Print every line of the listing exactly, please.

>> START

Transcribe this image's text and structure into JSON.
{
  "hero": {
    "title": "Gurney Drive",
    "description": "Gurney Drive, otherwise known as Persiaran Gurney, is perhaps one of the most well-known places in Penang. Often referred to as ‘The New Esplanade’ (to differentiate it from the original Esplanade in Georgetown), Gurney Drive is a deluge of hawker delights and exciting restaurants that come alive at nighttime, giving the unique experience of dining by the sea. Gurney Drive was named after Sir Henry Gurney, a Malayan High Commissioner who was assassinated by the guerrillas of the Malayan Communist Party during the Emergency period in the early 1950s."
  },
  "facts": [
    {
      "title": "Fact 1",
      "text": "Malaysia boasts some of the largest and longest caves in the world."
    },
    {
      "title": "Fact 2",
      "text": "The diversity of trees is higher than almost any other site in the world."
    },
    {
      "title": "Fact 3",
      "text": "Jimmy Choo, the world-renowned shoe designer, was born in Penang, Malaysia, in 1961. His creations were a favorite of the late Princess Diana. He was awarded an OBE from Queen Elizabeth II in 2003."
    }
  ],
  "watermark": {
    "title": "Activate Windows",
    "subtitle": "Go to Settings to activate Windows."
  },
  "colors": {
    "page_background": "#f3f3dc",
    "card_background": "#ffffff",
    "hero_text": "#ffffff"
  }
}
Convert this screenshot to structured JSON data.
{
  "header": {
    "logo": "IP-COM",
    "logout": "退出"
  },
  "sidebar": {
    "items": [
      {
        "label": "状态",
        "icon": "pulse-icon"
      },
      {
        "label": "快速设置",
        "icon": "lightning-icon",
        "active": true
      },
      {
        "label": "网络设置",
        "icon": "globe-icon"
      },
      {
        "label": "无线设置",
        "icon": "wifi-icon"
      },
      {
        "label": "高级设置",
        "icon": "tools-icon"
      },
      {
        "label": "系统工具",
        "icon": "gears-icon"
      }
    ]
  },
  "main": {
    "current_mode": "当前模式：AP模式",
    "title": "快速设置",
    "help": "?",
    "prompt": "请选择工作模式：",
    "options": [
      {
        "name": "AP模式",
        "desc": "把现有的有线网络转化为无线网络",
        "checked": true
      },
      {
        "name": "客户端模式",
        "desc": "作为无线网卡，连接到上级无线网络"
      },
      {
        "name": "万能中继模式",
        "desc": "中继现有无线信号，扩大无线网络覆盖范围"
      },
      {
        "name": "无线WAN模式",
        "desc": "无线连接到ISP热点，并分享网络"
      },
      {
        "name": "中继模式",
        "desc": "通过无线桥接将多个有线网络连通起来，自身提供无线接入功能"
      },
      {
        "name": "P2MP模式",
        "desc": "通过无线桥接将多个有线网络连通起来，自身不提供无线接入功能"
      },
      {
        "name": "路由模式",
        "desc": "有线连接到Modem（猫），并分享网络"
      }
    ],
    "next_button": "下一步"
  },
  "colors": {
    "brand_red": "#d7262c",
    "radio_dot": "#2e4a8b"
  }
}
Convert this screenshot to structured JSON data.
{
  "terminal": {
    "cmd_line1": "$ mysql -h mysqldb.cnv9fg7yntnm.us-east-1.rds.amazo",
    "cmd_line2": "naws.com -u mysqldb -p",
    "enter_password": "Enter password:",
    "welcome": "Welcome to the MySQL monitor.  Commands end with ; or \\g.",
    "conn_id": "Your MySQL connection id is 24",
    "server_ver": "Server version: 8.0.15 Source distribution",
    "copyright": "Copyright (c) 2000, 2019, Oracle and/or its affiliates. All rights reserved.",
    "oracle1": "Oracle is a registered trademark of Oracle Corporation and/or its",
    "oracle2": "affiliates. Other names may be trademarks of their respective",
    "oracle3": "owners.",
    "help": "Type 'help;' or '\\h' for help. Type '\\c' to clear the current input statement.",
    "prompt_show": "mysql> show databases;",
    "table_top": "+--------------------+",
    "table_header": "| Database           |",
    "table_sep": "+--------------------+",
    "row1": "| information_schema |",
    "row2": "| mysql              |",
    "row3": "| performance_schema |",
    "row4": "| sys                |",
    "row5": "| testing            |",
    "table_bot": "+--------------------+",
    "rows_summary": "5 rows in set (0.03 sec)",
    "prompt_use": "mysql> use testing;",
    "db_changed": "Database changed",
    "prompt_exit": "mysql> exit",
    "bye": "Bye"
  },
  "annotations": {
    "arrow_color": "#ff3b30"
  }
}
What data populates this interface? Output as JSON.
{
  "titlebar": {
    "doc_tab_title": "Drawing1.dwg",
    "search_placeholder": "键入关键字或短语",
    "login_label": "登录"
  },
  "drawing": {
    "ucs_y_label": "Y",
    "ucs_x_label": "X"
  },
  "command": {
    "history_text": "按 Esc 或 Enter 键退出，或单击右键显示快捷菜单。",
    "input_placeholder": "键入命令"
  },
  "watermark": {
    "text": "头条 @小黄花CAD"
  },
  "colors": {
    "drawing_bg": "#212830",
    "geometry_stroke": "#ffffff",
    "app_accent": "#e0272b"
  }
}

>> END

## EXPECTED ANSWER
Transcribe this image's text and structure into JSON.
{
  "hero": {
    "title": "Gurney Drive",
    "description": "Gurney Drive, otherwise known as Persiaran Gurney, is perhaps one of the most well-known places in Penang. Often referred to as ‘The New Esplanade’ (to differentiate it from the original Esplanade in Georgetown), Gurney Drive is a deluge of hawker delights and exciting restaurants that come alive at nighttime, giving the unique experience of dining by the sea. Gurney Drive was named after Sir Henry Gurney, a Malayan High Commissioner who was assassinated by the guerrillas of the Malayan Communist Party during the Emergency period in the early 1950s."
  },
  "facts": [
    {
      "title": "Fact 1",
      "text": "Malaysia boasts some of the largest and longest caves in the world."
    },
    {
      "title": "Fact 2",
      "text": "The diversity of trees is higher than almost any other site in the world."
    },
    {
      "title": "Fact 3",
      "text": "Jimmy Choo, the world-renowned shoe designer, was born in Penang, Malaysia, in 1961. His creations were a favorite of the late Princess Diana. He was awarded an OBE from Queen Elizabeth II in 2003."
    }
  ],
  "watermark": {
    "title": "Activate Windows",
    "subtitle": "Go to Settings to activate Windows."
  },
  "colors": {
    "page_background": "#f3f3dc",
    "card_background": "#ffffff",
    "hero_text": "#ffffff"
  }
}
Convert this screenshot to structured JSON data.
{
  "header": {
    "logo": "IP-COM",
    "logout": "退出"
  },
  "sidebar": {
    "items": [
      {
        "label": "状态",
        "icon": "pulse-icon"
      },
      {
        "label": "快速设置",
        "icon": "lightning-icon",
        "active": true
      },
      {
        "label": "网络设置",
        "icon": "globe-icon"
      },
      {
        "label": "无线设置",
        "icon": "wifi-icon"
      },
      {
        "label": "高级设置",
        "icon": "tools-icon"
      },
      {
        "label": "系统工具",
        "icon": "gears-icon"
      }
    ]
  },
  "main": {
    "current_mode": "当前模式：AP模式",
    "title": "快速设置",
    "help": "?",
    "prompt": "请选择工作模式：",
    "options": [
      {
        "name": "AP模式",
        "desc": "把现有的有线网络转化为无线网络",
        "checked": true
      },
      {
        "name": "客户端模式",
        "desc": "作为无线网卡，连接到上级无线网络"
      },
      {
        "name": "万能中继模式",
        "desc": "中继现有无线信号，扩大无线网络覆盖范围"
      },
      {
        "name": "无线WAN模式",
        "desc": "无线连接到ISP热点，并分享网络"
      },
      {
        "name": "中继模式",
        "desc": "通过无线桥接将多个有线网络连通起来，自身提供无线接入功能"
      },
      {
        "name": "P2MP模式",
        "desc": "通过无线桥接将多个有线网络连通起来，自身不提供无线接入功能"
      },
      {
        "name": "路由模式",
        "desc": "有线连接到Modem（猫），并分享网络"
      }
    ],
    "next_button": "下一步"
  },
  "colors": {
    "brand_red": "#d7262c",
    "radio_dot": "#2e4a8b"
  }
}
Convert this screenshot to structured JSON data.
{
  "terminal": {
    "cmd_line1": "$ mysql -h mysqldb.cnv9fg7yntnm.us-east-1.rds.amazo",
    "cmd_line2": "naws.com -u mysqldb -p",
    "enter_password": "Enter password:",
    "welcome": "Welcome to the MySQL monitor.  Commands end with ; or \\g.",
    "conn_id": "Your MySQL connection id is 24",
    "server_ver": "Server version: 8.0.15 Source distribution",
    "copyright": "Copyright (c) 2000, 2019, Oracle and/or its affiliates. All rights reserved.",
    "oracle1": "Oracle is a registered trademark of Oracle Corporation and/or its",
    "oracle2": "affiliates. Other names may be trademarks of their respective",
    "oracle3": "owners.",
    "help": "Type 'help;' or '\\h' for help. Type '\\c' to clear the current input statement.",
    "prompt_show": "mysql> show databases;",
    "table_top": "+--------------------+",
    "table_header": "| Database           |",
    "table_sep": "+--------------------+",
    "row1": "| information_schema |",
    "row2": "| mysql              |",
    "row3": "| performance_schema |",
    "row4": "| sys                |",
    "row5": "| testing            |",
    "table_bot": "+--------------------+",
    "rows_summary": "5 rows in set (0.03 sec)",
    "prompt_use": "mysql> use testing;",
    "db_changed": "Database changed",
    "prompt_exit": "mysql> exit",
    "bye": "Bye"
  },
  "annotations": {
    "arrow_color": "#ff3b30"
  }
}
What data populates this interface? Output as JSON.
{
  "titlebar": {
    "doc_tab_title": "Drawing1.dwg",
    "search_placeholder": "键入关键字或短语",
    "login_label": "登录"
  },
  "drawing": {
    "ucs_y_label": "Y",
    "ucs_x_label": "X"
  },
  "command": {
    "history_text": "按 Esc 或 Enter 键退出，或单击右键显示快捷菜单。",
    "input_placeholder": "键入命令"
  },
  "watermark": {
    "text": "头条 @小黄花CAD"
  },
  "colors": {
    "drawing_bg": "#212830",
    "geometry_stroke": "#ffffff",
    "app_accent": "#e0272b"
  }
}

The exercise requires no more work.